Data entries
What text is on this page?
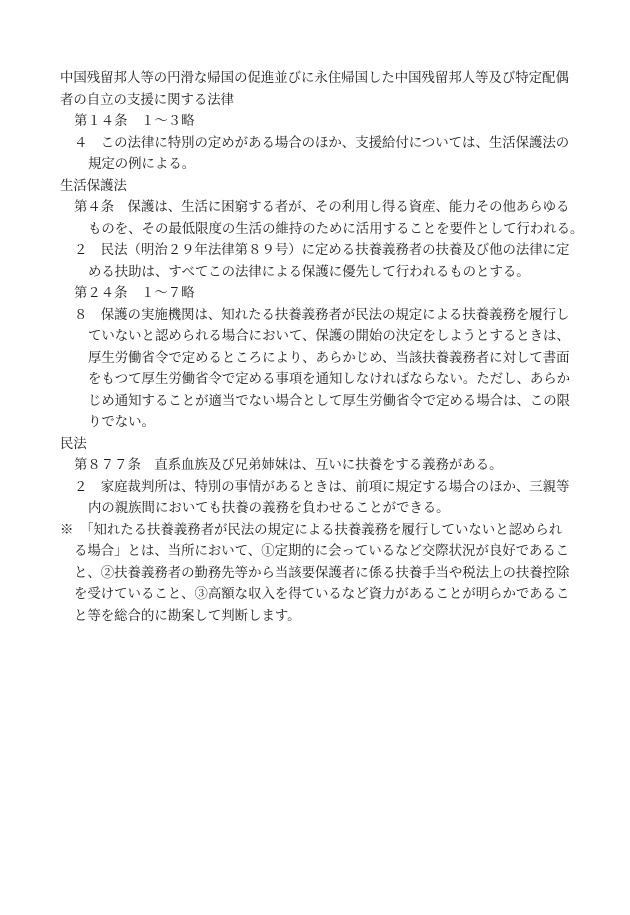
中国残留邦人等の円滑な帰国の促進並びに永住帰国した中国残留邦人等及び特定配偶

者の自立の支援に関する法律

第１４条　１～３略

４　この法律に特別の定めがある場合のほか、支援給付については、生活保護法の

規定の例による。

生活保護法

第４条　保護は、生活に困窮する者が、その利用し得る資産、能力その他あらゆる

ものを、その最低限度の生活の維持のために活用することを要件として行われる。

２　民法（明治２９年法律第８９号）に定める扶養義務者の扶養及び他の法律に定

める扶助は、すべてこの法律による保護に優先して行われるものとする。

第２４条　１～７略

８　保護の実施機関は、知れたる扶養義務者が民法の規定による扶養義務を履行し

ていないと認められる場合において、保護の開始の決定をしようとするときは、

厚生労働省令で定めるところにより、あらかじめ、当該扶養義務者に対して書面

をもつて厚生労働省令で定める事項を通知しなければならない。ただし、あらか

じめ通知することが適当でない場合として厚生労働省令で定める場合は、この限

りでない。

民法

第８７７条　直系血族及び兄弟姉妹は、互いに扶養をする義務がある。

２　家庭裁判所は、特別の事情があるときは、前項に規定する場合のほか、三親等

内の親族間においても扶養の義務を負わせることができる。

※　「知れたる扶養義務者が民法の規定による扶養義務を履行していないと認められ

る場合」とは、当所において、①定期的に会っているなど交際状況が良好であるこ

と、②扶養義務者の勤務先等から当該要保護者に係る扶養手当や税法上の扶養控除

を受けていること、③高額な収入を得ているなど資力があることが明らかであるこ

と等を総合的に勘案して判断します。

▶ [Task prompt]:
Excluding the pictures, restate the records above word for word.

▶ [Task response]:
What text is on this page?
中国残留邦人等の円滑な帰国の促進並びに永住帰国した中国残留邦人等及び特定配偶

者の自立の支援に関する法律

第１４条　１～３略

４　この法律に特別の定めがある場合のほか、支援給付については、生活保護法の

規定の例による。

生活保護法

第４条　保護は、生活に困窮する者が、その利用し得る資産、能力その他あらゆる

ものを、その最低限度の生活の維持のために活用することを要件として行われる。

２　民法（明治２９年法律第８９号）に定める扶養義務者の扶養及び他の法律に定

める扶助は、すべてこの法律による保護に優先して行われるものとする。

第２４条　１～７略

８　保護の実施機関は、知れたる扶養義務者が民法の規定による扶養義務を履行し

ていないと認められる場合において、保護の開始の決定をしようとするときは、

厚生労働省令で定めるところにより、あらかじめ、当該扶養義務者に対して書面

をもつて厚生労働省令で定める事項を通知しなければならない。ただし、あらか

じめ通知することが適当でない場合として厚生労働省令で定める場合は、この限

りでない。

民法

第８７７条　直系血族及び兄弟姉妹は、互いに扶養をする義務がある。

２　家庭裁判所は、特別の事情があるときは、前項に規定する場合のほか、三親等

内の親族間においても扶養の義務を負わせることができる。

※　「知れたる扶養義務者が民法の規定による扶養義務を履行していないと認められ

る場合」とは、当所において、①定期的に会っているなど交際状況が良好であるこ

と、②扶養義務者の勤務先等から当該要保護者に係る扶養手当や税法上の扶養控除

を受けていること、③高額な収入を得ているなど資力があることが明らかであるこ

と等を総合的に勘案して判断します。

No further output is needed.